Exercise inputs:
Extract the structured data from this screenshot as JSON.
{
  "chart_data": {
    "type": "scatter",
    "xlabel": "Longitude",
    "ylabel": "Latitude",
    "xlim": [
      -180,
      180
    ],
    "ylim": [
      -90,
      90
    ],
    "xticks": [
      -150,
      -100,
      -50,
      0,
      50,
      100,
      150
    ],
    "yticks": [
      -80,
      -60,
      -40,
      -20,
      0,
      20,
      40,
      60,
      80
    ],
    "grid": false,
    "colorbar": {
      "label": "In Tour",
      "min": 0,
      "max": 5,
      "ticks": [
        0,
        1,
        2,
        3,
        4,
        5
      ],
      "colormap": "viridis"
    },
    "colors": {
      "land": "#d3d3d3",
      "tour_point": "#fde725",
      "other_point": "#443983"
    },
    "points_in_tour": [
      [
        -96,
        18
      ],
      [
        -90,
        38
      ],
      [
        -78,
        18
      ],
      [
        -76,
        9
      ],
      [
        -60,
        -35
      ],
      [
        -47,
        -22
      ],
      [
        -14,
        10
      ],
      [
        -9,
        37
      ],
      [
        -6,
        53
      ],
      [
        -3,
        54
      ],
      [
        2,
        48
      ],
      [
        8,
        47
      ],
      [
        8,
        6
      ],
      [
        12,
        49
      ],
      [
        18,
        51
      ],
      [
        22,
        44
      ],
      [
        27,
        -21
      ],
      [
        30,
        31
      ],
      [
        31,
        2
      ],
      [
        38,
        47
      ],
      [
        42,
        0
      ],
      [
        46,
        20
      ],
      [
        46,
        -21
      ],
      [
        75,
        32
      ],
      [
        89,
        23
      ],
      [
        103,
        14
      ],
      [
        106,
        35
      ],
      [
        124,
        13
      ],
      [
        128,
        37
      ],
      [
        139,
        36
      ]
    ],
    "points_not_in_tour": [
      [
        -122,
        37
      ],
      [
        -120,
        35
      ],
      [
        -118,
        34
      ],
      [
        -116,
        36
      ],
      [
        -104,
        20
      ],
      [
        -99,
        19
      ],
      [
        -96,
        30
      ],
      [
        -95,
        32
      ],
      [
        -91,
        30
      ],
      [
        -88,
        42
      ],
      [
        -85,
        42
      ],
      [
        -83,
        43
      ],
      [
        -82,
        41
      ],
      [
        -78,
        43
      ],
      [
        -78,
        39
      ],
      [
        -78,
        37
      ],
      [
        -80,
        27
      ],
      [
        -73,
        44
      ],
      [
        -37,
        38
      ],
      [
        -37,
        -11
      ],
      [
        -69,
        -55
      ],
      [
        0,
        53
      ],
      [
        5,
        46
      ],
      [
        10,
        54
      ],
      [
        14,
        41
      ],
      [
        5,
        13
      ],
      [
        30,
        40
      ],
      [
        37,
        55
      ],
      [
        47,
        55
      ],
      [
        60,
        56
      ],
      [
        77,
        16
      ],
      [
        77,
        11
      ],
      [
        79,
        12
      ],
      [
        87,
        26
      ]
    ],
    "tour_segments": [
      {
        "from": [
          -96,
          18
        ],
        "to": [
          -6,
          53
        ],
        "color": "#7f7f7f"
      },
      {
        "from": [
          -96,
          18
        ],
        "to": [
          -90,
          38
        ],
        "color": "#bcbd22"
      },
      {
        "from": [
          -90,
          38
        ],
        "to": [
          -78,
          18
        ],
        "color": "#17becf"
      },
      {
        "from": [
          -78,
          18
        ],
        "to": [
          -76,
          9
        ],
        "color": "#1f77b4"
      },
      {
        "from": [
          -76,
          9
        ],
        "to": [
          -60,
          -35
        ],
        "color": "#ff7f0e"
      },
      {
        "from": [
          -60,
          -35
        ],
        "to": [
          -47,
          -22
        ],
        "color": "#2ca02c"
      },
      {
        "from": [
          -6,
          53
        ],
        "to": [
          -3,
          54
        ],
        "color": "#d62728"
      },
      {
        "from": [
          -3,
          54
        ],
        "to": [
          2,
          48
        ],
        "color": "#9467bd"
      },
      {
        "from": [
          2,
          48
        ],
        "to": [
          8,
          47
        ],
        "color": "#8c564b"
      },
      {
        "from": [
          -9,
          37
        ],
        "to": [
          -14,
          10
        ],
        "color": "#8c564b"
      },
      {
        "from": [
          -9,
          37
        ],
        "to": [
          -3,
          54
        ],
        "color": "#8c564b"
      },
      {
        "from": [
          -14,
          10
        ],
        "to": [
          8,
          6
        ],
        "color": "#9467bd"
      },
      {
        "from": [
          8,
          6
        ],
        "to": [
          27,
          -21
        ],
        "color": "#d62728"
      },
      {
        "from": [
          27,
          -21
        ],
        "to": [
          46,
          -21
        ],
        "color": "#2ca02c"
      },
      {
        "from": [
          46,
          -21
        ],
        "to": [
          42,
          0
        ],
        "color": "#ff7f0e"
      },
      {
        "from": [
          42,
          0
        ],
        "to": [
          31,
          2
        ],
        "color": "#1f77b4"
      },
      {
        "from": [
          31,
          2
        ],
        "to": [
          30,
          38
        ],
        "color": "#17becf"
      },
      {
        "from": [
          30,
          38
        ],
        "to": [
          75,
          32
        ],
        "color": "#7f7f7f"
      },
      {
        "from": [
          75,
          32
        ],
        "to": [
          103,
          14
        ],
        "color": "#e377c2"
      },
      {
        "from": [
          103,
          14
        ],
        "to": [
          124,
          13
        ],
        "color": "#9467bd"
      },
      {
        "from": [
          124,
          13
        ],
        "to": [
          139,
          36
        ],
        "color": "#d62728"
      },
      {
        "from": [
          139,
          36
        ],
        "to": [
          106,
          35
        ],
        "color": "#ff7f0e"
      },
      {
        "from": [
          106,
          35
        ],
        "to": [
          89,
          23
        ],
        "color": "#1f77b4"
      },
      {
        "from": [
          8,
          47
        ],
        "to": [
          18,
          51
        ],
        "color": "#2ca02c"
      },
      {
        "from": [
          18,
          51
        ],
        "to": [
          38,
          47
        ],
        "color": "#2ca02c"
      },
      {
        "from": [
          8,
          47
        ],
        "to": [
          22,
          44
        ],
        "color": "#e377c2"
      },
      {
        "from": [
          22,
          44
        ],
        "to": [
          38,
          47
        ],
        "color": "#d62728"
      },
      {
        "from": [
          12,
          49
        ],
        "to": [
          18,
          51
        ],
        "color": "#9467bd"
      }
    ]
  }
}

Brief:
From the records above, extract every line exactly as it stands.

Worked answer:
Extract the structured data from this screenshot as JSON.
{
  "chart_data": {
    "type": "scatter",
    "xlabel": "Longitude",
    "ylabel": "Latitude",
    "xlim": [
      -180,
      180
    ],
    "ylim": [
      -90,
      90
    ],
    "xticks": [
      -150,
      -100,
      -50,
      0,
      50,
      100,
      150
    ],
    "yticks": [
      -80,
      -60,
      -40,
      -20,
      0,
      20,
      40,
      60,
      80
    ],
    "grid": false,
    "colorbar": {
      "label": "In Tour",
      "min": 0,
      "max": 5,
      "ticks": [
        0,
        1,
        2,
        3,
        4,
        5
      ],
      "colormap": "viridis"
    },
    "colors": {
      "land": "#d3d3d3",
      "tour_point": "#fde725",
      "other_point": "#443983"
    },
    "points_in_tour": [
      [
        -96,
        18
      ],
      [
        -90,
        38
      ],
      [
        -78,
        18
      ],
      [
        -76,
        9
      ],
      [
        -60,
        -35
      ],
      [
        -47,
        -22
      ],
      [
        -14,
        10
      ],
      [
        -9,
        37
      ],
      [
        -6,
        53
      ],
      [
        -3,
        54
      ],
      [
        2,
        48
      ],
      [
        8,
        47
      ],
      [
        8,
        6
      ],
      [
        12,
        49
      ],
      [
        18,
        51
      ],
      [
        22,
        44
      ],
      [
        27,
        -21
      ],
      [
        30,
        31
      ],
      [
        31,
        2
      ],
      [
        38,
        47
      ],
      [
        42,
        0
      ],
      [
        46,
        20
      ],
      [
        46,
        -21
      ],
      [
        75,
        32
      ],
      [
        89,
        23
      ],
      [
        103,
        14
      ],
      [
        106,
        35
      ],
      [
        124,
        13
      ],
      [
        128,
        37
      ],
      [
        139,
        36
      ]
    ],
    "points_not_in_tour": [
      [
        -122,
        37
      ],
      [
        -120,
        35
      ],
      [
        -118,
        34
      ],
      [
        -116,
        36
      ],
      [
        -104,
        20
      ],
      [
        -99,
        19
      ],
      [
        -96,
        30
      ],
      [
        -95,
        32
      ],
      [
        -91,
        30
      ],
      [
        -88,
        42
      ],
      [
        -85,
        42
      ],
      [
        -83,
        43
      ],
      [
        -82,
        41
      ],
      [
        -78,
        43
      ],
      [
        -78,
        39
      ],
      [
        -78,
        37
      ],
      [
        -80,
        27
      ],
      [
        -73,
        44
      ],
      [
        -37,
        38
      ],
      [
        -37,
        -11
      ],
      [
        -69,
        -55
      ],
      [
        0,
        53
      ],
      [
        5,
        46
      ],
      [
        10,
        54
      ],
      [
        14,
        41
      ],
      [
        5,
        13
      ],
      [
        30,
        40
      ],
      [
        37,
        55
      ],
      [
        47,
        55
      ],
      [
        60,
        56
      ],
      [
        77,
        16
      ],
      [
        77,
        11
      ],
      [
        79,
        12
      ],
      [
        87,
        26
      ]
    ],
    "tour_segments": [
      {
        "from": [
          -96,
          18
        ],
        "to": [
          -6,
          53
        ],
        "color": "#7f7f7f"
      },
      {
        "from": [
          -96,
          18
        ],
        "to": [
          -90,
          38
        ],
        "color": "#bcbd22"
      },
      {
        "from": [
          -90,
          38
        ],
        "to": [
          -78,
          18
        ],
        "color": "#17becf"
      },
      {
        "from": [
          -78,
          18
        ],
        "to": [
          -76,
          9
        ],
        "color": "#1f77b4"
      },
      {
        "from": [
          -76,
          9
        ],
        "to": [
          -60,
          -35
        ],
        "color": "#ff7f0e"
      },
      {
        "from": [
          -60,
          -35
        ],
        "to": [
          -47,
          -22
        ],
        "color": "#2ca02c"
      },
      {
        "from": [
          -6,
          53
        ],
        "to": [
          -3,
          54
        ],
        "color": "#d62728"
      },
      {
        "from": [
          -3,
          54
        ],
        "to": [
          2,
          48
        ],
        "color": "#9467bd"
      },
      {
        "from": [
          2,
          48
        ],
        "to": [
          8,
          47
        ],
        "color": "#8c564b"
      },
      {
        "from": [
          -9,
          37
        ],
        "to": [
          -14,
          10
        ],
        "color": "#8c564b"
      },
      {
        "from": [
          -9,
          37
        ],
        "to": [
          -3,
          54
        ],
        "color": "#8c564b"
      },
      {
        "from": [
          -14,
          10
        ],
        "to": [
          8,
          6
        ],
        "color": "#9467bd"
      },
      {
        "from": [
          8,
          6
        ],
        "to": [
          27,
          -21
        ],
        "color": "#d62728"
      },
      {
        "from": [
          27,
          -21
        ],
        "to": [
          46,
          -21
        ],
        "color": "#2ca02c"
      },
      {
        "from": [
          46,
          -21
        ],
        "to": [
          42,
          0
        ],
        "color": "#ff7f0e"
      },
      {
        "from": [
          42,
          0
        ],
        "to": [
          31,
          2
        ],
        "color": "#1f77b4"
      },
      {
        "from": [
          31,
          2
        ],
        "to": [
          30,
          38
        ],
        "color": "#17becf"
      },
      {
        "from": [
          30,
          38
        ],
        "to": [
          75,
          32
        ],
        "color": "#7f7f7f"
      },
      {
        "from": [
          75,
          32
        ],
        "to": [
          103,
          14
        ],
        "color": "#e377c2"
      },
      {
        "from": [
          103,
          14
        ],
        "to": [
          124,
          13
        ],
        "color": "#9467bd"
      },
      {
        "from": [
          124,
          13
        ],
        "to": [
          139,
          36
        ],
        "color": "#d62728"
      },
      {
        "from": [
          139,
          36
        ],
        "to": [
          106,
          35
        ],
        "color": "#ff7f0e"
      },
      {
        "from": [
          106,
          35
        ],
        "to": [
          89,
          23
        ],
        "color": "#1f77b4"
      },
      {
        "from": [
          8,
          47
        ],
        "to": [
          18,
          51
        ],
        "color": "#2ca02c"
      },
      {
        "from": [
          18,
          51
        ],
        "to": [
          38,
          47
        ],
        "color": "#2ca02c"
      },
      {
        "from": [
          8,
          47
        ],
        "to": [
          22,
          44
        ],
        "color": "#e377c2"
      },
      {
        "from": [
          22,
          44
        ],
        "to": [
          38,
          47
        ],
        "color": "#d62728"
      },
      {
        "from": [
          12,
          49
        ],
        "to": [
          18,
          51
        ],
        "color": "#9467bd"
      }
    ]
  }
}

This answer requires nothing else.